Report the number of lines where the string "Таблица" occurs, and write nothing else.

* [RECORDS SUPPLIED]
· · · ·
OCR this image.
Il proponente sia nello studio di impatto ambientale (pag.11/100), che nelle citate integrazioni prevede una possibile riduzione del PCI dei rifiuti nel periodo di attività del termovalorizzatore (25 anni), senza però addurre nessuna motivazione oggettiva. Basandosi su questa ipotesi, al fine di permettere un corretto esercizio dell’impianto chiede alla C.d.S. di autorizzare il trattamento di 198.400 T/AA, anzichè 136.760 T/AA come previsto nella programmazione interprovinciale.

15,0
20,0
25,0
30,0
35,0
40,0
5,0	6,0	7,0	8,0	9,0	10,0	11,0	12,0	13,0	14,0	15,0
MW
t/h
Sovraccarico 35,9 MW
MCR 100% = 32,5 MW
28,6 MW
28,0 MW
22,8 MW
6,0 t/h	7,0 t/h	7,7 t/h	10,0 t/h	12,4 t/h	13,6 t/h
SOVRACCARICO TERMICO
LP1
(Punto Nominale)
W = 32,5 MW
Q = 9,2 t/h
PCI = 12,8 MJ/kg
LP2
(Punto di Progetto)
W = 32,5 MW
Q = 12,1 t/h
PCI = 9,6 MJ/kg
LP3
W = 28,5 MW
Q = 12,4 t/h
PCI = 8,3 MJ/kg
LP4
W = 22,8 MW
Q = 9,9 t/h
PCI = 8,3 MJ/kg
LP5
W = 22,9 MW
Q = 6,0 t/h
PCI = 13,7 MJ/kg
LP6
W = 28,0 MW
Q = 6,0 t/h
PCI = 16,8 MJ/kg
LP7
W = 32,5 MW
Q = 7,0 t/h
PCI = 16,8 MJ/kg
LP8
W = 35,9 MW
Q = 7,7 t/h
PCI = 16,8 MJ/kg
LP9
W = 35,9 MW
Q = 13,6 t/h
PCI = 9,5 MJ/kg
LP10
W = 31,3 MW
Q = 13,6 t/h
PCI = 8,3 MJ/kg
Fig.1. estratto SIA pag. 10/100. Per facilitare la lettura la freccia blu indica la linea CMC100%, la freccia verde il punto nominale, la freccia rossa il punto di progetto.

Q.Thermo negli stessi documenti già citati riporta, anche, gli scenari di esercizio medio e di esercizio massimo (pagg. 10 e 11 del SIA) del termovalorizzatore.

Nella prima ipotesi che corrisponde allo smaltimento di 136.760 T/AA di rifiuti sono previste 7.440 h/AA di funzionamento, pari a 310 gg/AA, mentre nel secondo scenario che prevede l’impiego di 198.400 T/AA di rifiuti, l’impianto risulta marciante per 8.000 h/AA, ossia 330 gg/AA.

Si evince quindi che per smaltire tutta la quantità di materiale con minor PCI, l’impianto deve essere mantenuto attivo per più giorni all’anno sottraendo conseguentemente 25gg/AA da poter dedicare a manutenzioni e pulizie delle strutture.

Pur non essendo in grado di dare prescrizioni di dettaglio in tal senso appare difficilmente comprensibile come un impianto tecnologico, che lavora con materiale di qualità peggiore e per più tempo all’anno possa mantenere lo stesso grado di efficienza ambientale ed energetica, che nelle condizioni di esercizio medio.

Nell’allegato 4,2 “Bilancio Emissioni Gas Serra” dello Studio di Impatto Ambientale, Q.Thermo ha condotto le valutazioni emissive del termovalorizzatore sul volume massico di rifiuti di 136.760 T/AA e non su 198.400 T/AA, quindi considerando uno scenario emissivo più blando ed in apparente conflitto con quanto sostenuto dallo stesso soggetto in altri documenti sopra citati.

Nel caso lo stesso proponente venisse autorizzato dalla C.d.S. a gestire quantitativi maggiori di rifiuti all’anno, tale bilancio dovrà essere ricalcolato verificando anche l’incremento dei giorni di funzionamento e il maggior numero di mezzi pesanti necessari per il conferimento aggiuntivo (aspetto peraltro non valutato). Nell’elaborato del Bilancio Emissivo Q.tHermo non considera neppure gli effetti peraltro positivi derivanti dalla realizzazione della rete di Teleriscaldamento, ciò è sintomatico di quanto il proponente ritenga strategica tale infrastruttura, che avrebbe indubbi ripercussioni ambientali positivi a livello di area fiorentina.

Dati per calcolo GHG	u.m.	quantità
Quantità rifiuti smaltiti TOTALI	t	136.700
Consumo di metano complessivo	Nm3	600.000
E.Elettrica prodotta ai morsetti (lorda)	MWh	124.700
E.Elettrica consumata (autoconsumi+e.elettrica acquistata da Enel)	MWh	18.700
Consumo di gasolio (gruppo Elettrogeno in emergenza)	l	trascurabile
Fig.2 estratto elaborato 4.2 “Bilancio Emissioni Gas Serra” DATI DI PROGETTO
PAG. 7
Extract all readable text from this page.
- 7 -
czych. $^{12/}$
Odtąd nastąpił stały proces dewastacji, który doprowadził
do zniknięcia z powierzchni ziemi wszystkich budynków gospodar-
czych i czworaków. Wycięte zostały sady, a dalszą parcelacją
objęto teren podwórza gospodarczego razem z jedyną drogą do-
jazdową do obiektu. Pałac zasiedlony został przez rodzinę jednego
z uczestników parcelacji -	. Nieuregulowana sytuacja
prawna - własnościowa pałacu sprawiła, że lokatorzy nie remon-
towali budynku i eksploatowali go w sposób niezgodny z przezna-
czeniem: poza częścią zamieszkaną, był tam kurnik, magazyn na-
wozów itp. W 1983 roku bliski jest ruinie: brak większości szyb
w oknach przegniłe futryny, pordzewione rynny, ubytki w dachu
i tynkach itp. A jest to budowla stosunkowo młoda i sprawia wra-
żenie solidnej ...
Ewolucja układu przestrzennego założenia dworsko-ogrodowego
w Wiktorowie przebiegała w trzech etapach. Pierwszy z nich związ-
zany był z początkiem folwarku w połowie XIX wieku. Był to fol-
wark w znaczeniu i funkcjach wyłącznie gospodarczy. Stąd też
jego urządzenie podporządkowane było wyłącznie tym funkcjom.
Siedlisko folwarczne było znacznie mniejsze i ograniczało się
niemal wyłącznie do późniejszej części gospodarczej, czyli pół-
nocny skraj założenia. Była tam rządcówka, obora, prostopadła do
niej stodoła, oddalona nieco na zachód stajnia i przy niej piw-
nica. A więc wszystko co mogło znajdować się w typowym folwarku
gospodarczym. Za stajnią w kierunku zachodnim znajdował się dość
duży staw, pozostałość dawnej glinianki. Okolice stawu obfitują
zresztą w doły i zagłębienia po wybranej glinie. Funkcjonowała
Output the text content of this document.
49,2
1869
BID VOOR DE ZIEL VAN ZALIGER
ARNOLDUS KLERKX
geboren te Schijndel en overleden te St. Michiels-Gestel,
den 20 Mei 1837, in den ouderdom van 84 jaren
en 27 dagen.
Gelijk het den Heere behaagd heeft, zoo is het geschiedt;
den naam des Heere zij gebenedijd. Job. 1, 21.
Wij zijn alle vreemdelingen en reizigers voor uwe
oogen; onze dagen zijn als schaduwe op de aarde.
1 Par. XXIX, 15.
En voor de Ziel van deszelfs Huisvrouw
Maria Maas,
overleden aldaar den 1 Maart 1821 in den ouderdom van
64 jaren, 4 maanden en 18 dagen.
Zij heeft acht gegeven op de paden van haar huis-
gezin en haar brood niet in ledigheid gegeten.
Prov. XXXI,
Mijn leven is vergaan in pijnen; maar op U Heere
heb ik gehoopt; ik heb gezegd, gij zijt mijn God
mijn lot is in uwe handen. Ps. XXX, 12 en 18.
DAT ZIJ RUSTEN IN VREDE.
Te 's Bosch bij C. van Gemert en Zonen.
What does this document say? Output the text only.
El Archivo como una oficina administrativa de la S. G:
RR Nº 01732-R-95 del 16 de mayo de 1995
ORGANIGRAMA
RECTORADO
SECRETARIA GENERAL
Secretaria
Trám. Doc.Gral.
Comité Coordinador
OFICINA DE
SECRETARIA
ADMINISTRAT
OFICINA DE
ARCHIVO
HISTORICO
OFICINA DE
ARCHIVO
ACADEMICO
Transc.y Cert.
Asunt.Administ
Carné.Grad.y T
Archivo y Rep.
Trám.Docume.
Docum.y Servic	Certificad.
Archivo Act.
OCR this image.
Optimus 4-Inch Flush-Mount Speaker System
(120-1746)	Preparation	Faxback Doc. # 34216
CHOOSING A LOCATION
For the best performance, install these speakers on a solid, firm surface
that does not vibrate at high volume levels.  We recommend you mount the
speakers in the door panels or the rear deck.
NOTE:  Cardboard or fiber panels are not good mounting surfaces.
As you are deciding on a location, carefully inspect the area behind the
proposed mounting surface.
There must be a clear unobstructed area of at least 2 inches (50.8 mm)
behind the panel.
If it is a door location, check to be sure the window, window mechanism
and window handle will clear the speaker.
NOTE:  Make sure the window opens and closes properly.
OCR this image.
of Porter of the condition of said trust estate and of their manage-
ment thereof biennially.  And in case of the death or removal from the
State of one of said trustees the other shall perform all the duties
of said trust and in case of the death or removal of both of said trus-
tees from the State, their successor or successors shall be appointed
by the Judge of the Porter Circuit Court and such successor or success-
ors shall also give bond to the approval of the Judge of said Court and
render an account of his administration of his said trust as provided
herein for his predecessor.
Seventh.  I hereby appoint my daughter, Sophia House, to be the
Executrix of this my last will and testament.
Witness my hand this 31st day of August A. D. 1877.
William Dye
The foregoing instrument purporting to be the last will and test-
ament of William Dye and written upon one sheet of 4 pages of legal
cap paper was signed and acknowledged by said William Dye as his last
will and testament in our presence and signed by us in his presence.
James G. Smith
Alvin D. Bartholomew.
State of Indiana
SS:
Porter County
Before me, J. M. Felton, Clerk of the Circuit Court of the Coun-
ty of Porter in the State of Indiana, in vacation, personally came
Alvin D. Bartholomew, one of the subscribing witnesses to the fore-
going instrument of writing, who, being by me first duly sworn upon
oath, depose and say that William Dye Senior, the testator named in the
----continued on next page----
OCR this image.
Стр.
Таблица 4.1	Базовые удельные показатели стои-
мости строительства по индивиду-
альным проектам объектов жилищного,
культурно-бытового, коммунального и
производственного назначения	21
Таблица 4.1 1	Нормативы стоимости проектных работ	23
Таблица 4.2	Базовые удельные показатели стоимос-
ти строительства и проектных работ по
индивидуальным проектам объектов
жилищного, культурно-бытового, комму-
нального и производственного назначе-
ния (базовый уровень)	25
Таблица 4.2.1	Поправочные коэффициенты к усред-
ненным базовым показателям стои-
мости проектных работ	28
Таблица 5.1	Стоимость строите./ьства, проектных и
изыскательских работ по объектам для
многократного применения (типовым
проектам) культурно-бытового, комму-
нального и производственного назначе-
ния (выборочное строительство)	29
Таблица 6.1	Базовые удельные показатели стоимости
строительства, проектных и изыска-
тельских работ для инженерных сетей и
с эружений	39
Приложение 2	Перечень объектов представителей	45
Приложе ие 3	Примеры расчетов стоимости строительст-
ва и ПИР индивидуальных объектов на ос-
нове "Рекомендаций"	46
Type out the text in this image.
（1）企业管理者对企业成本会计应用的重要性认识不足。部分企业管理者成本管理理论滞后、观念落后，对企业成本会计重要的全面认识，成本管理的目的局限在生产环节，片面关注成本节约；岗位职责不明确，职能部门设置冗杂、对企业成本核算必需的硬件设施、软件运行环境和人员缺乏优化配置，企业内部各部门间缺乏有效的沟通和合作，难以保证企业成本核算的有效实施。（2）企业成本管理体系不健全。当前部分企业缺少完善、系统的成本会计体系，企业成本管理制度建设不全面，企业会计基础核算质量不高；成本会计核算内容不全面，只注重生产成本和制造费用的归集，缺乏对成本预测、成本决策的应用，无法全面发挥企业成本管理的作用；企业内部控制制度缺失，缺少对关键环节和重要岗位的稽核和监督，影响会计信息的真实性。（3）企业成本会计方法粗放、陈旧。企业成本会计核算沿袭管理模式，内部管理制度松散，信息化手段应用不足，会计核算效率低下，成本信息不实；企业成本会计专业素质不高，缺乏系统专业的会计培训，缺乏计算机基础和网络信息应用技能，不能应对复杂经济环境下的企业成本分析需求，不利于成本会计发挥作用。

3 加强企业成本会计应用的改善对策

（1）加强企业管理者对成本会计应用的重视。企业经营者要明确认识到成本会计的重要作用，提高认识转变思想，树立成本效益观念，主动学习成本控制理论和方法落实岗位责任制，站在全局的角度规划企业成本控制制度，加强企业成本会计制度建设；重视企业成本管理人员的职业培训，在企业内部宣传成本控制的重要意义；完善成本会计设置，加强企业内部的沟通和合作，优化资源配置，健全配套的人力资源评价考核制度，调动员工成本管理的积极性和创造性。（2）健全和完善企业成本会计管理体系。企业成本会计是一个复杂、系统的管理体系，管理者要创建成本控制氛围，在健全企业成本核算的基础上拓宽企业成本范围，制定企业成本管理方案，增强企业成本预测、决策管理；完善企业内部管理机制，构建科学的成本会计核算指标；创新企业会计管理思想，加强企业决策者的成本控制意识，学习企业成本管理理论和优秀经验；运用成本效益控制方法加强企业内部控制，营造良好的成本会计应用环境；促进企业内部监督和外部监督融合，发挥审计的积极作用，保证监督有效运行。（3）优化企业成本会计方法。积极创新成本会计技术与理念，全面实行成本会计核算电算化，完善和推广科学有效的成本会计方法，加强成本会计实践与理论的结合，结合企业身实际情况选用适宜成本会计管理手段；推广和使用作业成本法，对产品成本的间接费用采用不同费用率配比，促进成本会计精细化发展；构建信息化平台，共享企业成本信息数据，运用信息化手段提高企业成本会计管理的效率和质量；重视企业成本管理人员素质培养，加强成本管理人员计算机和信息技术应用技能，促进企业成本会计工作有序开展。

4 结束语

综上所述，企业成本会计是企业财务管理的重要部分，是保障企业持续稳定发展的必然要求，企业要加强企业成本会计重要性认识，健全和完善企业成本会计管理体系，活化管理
· · · ·
* [COMPLETE ANSWER] 6